Saved data entries:
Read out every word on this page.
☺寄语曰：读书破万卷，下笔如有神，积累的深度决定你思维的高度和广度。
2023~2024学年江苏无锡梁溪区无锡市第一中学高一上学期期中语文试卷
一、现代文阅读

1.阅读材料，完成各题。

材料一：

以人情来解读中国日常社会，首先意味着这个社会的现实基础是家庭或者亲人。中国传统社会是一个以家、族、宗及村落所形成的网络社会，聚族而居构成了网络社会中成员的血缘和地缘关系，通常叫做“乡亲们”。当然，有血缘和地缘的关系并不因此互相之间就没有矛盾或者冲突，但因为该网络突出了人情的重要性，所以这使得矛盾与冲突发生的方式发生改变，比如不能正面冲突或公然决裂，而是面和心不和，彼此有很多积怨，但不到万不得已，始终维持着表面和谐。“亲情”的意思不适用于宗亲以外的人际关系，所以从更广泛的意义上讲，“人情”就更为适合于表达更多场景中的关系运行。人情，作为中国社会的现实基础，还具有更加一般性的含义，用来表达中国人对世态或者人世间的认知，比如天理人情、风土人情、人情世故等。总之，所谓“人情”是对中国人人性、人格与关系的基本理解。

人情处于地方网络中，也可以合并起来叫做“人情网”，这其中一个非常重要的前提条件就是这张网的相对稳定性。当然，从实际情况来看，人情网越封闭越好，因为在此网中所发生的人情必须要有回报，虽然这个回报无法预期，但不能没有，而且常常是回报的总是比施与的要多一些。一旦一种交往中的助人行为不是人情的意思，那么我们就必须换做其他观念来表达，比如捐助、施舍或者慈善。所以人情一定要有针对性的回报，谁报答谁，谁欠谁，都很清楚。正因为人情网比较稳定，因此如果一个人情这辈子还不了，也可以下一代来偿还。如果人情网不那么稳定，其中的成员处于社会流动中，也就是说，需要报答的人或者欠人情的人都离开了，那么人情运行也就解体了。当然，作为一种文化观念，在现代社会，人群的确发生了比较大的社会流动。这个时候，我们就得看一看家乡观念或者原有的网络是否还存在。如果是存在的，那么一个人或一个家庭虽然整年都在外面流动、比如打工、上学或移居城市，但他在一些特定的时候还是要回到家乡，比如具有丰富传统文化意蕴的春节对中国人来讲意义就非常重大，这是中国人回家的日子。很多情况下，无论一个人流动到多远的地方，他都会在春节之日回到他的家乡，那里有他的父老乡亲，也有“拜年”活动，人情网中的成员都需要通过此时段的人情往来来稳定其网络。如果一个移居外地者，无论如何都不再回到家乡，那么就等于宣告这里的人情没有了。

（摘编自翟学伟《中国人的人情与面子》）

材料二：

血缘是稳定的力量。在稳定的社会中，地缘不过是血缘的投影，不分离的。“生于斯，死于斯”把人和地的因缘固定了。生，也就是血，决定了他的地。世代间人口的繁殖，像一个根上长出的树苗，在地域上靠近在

» **WHAT TO DO**
Retype the material in full, character for character.

» **WRITTEN REPLY**
Read out every word on this page.
☺寄语曰：读书破万卷，下笔如有神，积累的深度决定你思维的高度和广度。
2023~2024学年江苏无锡梁溪区无锡市第一中学高一上学期期中语文试卷
一、现代文阅读

1.阅读材料，完成各题。

材料一：

以人情来解读中国日常社会，首先意味着这个社会的现实基础是家庭或者亲人。中国传统社会是一个以家、族、宗及村落所形成的网络社会，聚族而居构成了网络社会中成员的血缘和地缘关系，通常叫做“乡亲们”。当然，有血缘和地缘的关系并不因此互相之间就没有矛盾或者冲突，但因为该网络突出了人情的重要性，所以这使得矛盾与冲突发生的方式发生改变，比如不能正面冲突或公然决裂，而是面和心不和，彼此有很多积怨，但不到万不得已，始终维持着表面和谐。“亲情”的意思不适用于宗亲以外的人际关系，所以从更广泛的意义上讲，“人情”就更为适合于表达更多场景中的关系运行。人情，作为中国社会的现实基础，还具有更加一般性的含义，用来表达中国人对世态或者人世间的认知，比如天理人情、风土人情、人情世故等。总之，所谓“人情”是对中国人人性、人格与关系的基本理解。

人情处于地方网络中，也可以合并起来叫做“人情网”，这其中一个非常重要的前提条件就是这张网的相对稳定性。当然，从实际情况来看，人情网越封闭越好，因为在此网中所发生的人情必须要有回报，虽然这个回报无法预期，但不能没有，而且常常是回报的总是比施与的要多一些。一旦一种交往中的助人行为不是人情的意思，那么我们就必须换做其他观念来表达，比如捐助、施舍或者慈善。所以人情一定要有针对性的回报，谁报答谁，谁欠谁，都很清楚。正因为人情网比较稳定，因此如果一个人情这辈子还不了，也可以下一代来偿还。如果人情网不那么稳定，其中的成员处于社会流动中，也就是说，需要报答的人或者欠人情的人都离开了，那么人情运行也就解体了。当然，作为一种文化观念，在现代社会，人群的确发生了比较大的社会流动。这个时候，我们就得看一看家乡观念或者原有的网络是否还存在。如果是存在的，那么一个人或一个家庭虽然整年都在外面流动、比如打工、上学或移居城市，但他在一些特定的时候还是要回到家乡，比如具有丰富传统文化意蕴的春节对中国人来讲意义就非常重大，这是中国人回家的日子。很多情况下，无论一个人流动到多远的地方，他都会在春节之日回到他的家乡，那里有他的父老乡亲，也有“拜年”活动，人情网中的成员都需要通过此时段的人情往来来稳定其网络。如果一个移居外地者，无论如何都不再回到家乡，那么就等于宣告这里的人情没有了。

（摘编自翟学伟《中国人的人情与面子》）

材料二：

血缘是稳定的力量。在稳定的社会中，地缘不过是血缘的投影，不分离的。“生于斯，死于斯”把人和地的因缘固定了。生，也就是血，决定了他的地。世代间人口的繁殖，像一个根上长出的树苗，在地域上靠近在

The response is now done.